Verilen Alıntı:
"""
*Mehmet Altan
1990’lı yıllar adeta lanetli yıllardı...
Ve maalesef 1990 yılı da hiç iyi başlamadı...
Yılın ilk ayının son günü, 31 Ocak 1990’da Prof. Dr. Muammer Aksoy, evinin önünde kurşunlanarak öldürüldü. .
Aksoy aynı zamanda Atatürkçü Düşünce Derneği Başkanı’ydı.
Hemen ardından toplum yeni bir kanlı şokla sarsıldı.
Türkiye’nin o dönem en önemli gazetesi olan ve "Amiral Gemisi" olarak nitelenen 1 milyon 200 bin tirajlı Hürriyet gazetesinin yazarı ve eski genel yayın müdürü Çetin Emeç, 7 Mart 1990 günü sabah işine gitmek üzere İstanbul Suadiye’deki evinden çıktığı sırada uğradığı silahlı saldırı sonucu yedi kurşun sıkılarak, makam şoförü Sinan Ercan ile birlikte öldürüldü.
Emeç 55, Ercan 37 yaşındaydı.
***
Çetin Emeç, Basın Tarihi’nde yeri olan bir ailenin de ferdiydi.
Son Posta gazetesinin patronu da olan babası Selim Ragıp Emeç’in de çalkantılı bir yaşamı olmuştu.
"""
Sağlanan Veriler:
"""
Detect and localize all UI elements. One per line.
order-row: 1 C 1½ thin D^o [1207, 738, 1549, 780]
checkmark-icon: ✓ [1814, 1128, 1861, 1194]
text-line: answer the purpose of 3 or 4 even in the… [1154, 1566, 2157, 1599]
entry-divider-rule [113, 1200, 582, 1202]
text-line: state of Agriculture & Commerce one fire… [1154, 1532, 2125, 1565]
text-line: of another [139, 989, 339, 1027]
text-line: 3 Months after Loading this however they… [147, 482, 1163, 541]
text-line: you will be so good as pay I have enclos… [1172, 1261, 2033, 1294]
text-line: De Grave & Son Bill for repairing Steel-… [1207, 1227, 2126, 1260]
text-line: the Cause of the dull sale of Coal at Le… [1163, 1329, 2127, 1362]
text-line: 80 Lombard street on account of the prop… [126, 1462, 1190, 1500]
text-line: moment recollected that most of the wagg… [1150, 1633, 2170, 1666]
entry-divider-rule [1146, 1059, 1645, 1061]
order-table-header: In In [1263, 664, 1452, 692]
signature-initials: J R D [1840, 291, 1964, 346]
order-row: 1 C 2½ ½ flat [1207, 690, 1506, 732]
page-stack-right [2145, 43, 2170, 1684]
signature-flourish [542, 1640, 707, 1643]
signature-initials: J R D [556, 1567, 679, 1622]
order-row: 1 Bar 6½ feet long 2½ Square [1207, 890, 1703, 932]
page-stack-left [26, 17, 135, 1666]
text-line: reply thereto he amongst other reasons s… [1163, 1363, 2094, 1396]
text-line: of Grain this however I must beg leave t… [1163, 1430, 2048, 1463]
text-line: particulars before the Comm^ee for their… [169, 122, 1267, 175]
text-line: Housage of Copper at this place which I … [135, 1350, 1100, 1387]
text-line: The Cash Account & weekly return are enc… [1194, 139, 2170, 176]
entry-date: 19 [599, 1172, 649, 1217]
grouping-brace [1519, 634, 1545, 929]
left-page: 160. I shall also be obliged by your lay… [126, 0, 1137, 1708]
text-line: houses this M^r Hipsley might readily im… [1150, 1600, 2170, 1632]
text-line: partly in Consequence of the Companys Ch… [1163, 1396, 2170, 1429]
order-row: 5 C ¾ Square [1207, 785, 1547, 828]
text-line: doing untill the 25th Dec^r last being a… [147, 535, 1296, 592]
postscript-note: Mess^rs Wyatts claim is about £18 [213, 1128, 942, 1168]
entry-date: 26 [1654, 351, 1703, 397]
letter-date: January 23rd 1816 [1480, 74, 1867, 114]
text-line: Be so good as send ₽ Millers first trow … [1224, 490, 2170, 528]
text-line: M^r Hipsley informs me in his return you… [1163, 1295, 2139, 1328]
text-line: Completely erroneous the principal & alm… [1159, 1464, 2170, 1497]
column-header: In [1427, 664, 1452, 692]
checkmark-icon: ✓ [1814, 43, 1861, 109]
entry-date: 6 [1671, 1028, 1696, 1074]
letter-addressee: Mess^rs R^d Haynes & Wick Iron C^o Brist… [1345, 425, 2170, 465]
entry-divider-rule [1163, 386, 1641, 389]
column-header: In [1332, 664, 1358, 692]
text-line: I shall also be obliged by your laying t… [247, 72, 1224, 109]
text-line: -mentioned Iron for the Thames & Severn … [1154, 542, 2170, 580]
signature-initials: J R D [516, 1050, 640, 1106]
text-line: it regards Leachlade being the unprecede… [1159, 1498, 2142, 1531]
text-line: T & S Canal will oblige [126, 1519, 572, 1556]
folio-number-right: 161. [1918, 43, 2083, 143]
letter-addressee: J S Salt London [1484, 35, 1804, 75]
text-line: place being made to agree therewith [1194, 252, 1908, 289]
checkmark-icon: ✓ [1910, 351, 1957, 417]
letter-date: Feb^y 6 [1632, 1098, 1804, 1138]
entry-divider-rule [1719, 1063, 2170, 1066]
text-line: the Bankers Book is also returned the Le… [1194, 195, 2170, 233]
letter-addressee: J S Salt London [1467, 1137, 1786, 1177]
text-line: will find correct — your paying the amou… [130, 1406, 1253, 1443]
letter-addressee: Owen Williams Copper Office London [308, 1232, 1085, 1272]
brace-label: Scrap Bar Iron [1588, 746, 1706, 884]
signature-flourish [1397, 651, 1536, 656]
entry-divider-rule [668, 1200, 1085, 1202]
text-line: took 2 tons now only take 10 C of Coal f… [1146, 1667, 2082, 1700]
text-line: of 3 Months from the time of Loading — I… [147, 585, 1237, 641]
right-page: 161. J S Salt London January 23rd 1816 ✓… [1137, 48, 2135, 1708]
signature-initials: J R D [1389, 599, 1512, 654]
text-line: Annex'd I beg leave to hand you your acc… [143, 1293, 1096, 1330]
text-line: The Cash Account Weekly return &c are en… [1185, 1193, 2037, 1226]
"""
Görev Ayrıntıları: 1990 yılındaki suikastleri anlatan alıntının tamamını, hiçbir değişiklik yapmadan yazınız. Yalnızca alıntıdaki bilgilere dayanınız.

Cevap:
*Mehmet Altan
1990’lı yıllar adeta lanetli yıllardı...
Ve maalesef 1990 yılı da hiç iyi başlamadı...
Yılın ilk ayının son günü, 31 Ocak 1990’da Prof. Dr. Muammer Aksoy, evinin önünde kurşunlanarak öldürüldü. .
Aksoy aynı zamanda Atatürkçü Düşünce Derneği Başkanı’ydı.
Hemen ardından toplum yeni bir kanlı şokla sarsıldı.
Türkiye’nin o dönem en önemli gazetesi olan ve "Amiral Gemisi" olarak nitelenen 1 milyon 200 bin tirajlı Hürriyet gazetesinin yazarı ve eski genel yayın müdürü Çetin Emeç, 7 Mart 1990 günü sabah işine gitmek üzere İstanbul Suadiye’deki evinden çıktığı sırada uğradığı silahlı saldırı sonucu yedi kurşun sıkılarak, makam şoförü Sinan Ercan ile birlikte öldürüldü.
Emeç 55, Ercan 37 yaşındaydı.
***
Çetin Emeç, Basın Tarihi’nde yeri olan bir ailenin de ferdiydi.
Son Posta gazetesinin patronu da olan babası Selim Ragıp Emeç’in de çalkantılı bir yaşamı olmuştu.